:: Data entries for graphics ::
=== Section Start ===
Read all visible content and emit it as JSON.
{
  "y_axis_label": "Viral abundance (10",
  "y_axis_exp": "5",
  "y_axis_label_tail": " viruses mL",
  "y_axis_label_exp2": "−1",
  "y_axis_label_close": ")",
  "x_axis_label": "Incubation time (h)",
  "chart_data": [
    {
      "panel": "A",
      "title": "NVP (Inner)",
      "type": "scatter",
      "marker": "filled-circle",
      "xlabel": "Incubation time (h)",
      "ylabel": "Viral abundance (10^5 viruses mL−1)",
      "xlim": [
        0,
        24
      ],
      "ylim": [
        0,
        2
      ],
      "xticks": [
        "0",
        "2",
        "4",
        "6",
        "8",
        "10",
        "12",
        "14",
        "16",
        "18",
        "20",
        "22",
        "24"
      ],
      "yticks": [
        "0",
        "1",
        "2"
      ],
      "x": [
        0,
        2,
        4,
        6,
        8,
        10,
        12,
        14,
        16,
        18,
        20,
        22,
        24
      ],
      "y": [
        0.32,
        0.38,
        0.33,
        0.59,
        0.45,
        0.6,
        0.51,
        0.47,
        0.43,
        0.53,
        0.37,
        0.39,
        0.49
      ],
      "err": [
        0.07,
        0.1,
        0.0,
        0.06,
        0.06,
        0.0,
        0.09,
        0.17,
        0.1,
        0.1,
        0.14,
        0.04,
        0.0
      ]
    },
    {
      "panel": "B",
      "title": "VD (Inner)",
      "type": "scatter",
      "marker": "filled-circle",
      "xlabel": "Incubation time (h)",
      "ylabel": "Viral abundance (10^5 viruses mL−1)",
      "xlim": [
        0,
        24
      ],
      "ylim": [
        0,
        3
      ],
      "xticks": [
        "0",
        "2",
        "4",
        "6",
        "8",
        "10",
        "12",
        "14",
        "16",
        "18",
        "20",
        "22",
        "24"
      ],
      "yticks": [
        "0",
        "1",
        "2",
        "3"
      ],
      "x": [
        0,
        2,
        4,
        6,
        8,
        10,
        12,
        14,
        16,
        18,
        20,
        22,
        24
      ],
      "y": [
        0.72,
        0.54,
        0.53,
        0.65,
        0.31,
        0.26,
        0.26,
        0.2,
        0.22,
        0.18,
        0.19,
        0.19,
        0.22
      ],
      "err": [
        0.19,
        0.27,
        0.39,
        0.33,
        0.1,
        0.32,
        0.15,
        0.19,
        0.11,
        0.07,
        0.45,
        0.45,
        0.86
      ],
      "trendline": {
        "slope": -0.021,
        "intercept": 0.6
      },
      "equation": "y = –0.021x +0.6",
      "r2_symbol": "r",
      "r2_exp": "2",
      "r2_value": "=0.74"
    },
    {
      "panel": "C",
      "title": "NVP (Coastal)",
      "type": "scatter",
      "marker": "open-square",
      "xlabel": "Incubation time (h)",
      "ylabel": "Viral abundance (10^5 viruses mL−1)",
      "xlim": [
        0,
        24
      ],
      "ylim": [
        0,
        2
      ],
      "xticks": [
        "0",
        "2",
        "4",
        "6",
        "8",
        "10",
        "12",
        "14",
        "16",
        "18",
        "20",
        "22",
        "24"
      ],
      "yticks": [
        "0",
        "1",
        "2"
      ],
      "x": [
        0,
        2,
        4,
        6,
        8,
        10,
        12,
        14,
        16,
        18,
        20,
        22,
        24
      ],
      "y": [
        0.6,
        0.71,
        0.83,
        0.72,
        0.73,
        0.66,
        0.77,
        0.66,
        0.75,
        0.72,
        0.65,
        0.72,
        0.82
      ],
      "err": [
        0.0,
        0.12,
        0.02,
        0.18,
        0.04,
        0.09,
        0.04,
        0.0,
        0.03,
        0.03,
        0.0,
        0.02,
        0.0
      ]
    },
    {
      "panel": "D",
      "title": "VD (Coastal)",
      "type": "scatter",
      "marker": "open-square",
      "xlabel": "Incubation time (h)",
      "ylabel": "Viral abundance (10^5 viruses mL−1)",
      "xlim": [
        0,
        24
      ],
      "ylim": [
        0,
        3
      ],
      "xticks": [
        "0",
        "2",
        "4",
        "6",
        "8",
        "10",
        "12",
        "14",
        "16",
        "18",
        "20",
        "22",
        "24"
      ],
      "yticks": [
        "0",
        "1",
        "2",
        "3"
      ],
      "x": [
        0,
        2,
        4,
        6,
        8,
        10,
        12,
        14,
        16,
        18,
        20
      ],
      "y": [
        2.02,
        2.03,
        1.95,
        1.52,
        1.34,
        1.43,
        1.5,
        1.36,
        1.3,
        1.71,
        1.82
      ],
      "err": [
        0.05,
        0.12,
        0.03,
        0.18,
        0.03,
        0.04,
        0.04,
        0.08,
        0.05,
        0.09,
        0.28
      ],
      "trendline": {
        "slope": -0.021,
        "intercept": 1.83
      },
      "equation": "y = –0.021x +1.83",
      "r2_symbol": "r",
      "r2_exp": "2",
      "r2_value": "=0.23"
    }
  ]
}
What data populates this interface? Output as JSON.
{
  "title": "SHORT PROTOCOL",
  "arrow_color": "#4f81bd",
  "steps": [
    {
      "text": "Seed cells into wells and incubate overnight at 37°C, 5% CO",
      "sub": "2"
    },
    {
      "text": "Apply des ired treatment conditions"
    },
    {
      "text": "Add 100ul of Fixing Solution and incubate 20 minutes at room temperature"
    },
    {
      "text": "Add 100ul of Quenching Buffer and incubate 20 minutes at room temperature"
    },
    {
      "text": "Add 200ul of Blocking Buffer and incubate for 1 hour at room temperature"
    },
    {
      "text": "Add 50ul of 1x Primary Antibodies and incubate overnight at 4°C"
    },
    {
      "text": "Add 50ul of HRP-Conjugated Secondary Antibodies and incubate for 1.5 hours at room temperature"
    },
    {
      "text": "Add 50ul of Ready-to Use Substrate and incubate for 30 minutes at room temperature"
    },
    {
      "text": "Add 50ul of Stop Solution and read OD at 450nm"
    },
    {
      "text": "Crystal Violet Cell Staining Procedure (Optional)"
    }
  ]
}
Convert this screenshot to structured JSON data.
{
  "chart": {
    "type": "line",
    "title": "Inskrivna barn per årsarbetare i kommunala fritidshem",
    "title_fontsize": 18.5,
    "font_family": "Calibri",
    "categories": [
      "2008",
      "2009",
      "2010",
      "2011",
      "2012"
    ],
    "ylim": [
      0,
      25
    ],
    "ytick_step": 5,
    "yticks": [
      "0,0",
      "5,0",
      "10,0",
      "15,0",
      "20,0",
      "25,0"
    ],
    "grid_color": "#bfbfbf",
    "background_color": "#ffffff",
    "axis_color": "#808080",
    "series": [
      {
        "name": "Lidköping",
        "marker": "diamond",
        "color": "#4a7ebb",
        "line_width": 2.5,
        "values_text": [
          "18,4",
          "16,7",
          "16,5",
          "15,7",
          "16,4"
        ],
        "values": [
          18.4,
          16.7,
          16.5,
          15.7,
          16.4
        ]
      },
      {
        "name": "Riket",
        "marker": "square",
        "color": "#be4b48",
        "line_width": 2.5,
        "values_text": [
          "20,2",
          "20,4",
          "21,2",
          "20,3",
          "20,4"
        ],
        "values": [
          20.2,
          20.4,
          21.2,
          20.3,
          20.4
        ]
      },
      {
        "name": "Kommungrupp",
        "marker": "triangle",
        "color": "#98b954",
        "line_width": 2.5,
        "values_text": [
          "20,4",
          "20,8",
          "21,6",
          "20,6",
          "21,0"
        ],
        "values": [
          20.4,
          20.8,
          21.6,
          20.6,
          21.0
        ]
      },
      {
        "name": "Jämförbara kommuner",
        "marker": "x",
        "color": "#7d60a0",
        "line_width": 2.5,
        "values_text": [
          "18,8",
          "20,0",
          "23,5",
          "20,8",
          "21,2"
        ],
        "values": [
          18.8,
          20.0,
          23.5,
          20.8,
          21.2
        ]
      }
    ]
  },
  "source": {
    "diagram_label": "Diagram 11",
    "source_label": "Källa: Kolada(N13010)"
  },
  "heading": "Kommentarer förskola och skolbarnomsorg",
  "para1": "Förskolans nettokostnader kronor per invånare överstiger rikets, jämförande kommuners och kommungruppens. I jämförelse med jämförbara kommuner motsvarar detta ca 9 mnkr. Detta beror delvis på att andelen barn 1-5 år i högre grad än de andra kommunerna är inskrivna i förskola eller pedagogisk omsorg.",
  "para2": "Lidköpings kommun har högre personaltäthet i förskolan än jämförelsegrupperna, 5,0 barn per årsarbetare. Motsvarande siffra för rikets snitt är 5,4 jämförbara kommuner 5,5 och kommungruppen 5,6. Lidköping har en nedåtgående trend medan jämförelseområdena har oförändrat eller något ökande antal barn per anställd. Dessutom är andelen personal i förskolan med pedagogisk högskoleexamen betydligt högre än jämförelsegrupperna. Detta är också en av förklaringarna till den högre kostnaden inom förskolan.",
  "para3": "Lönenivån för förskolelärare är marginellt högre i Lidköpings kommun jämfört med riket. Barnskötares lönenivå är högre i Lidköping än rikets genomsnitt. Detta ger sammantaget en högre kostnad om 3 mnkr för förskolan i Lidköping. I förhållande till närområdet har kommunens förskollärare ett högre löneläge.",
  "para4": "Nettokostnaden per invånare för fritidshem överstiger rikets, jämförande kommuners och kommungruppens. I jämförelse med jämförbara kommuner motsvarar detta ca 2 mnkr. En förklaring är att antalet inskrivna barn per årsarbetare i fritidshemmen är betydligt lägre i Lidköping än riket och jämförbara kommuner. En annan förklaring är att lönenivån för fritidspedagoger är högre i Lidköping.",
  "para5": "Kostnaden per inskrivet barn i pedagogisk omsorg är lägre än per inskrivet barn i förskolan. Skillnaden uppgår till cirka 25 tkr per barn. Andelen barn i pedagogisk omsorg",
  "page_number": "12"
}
=== Section End ===
Which lines of the data contain the string "equation"? Copy each of them.

:: Output of the exercise ::
      "equation": "y = –0.021x +0.6",
      "equation": "y = –0.021x +1.83",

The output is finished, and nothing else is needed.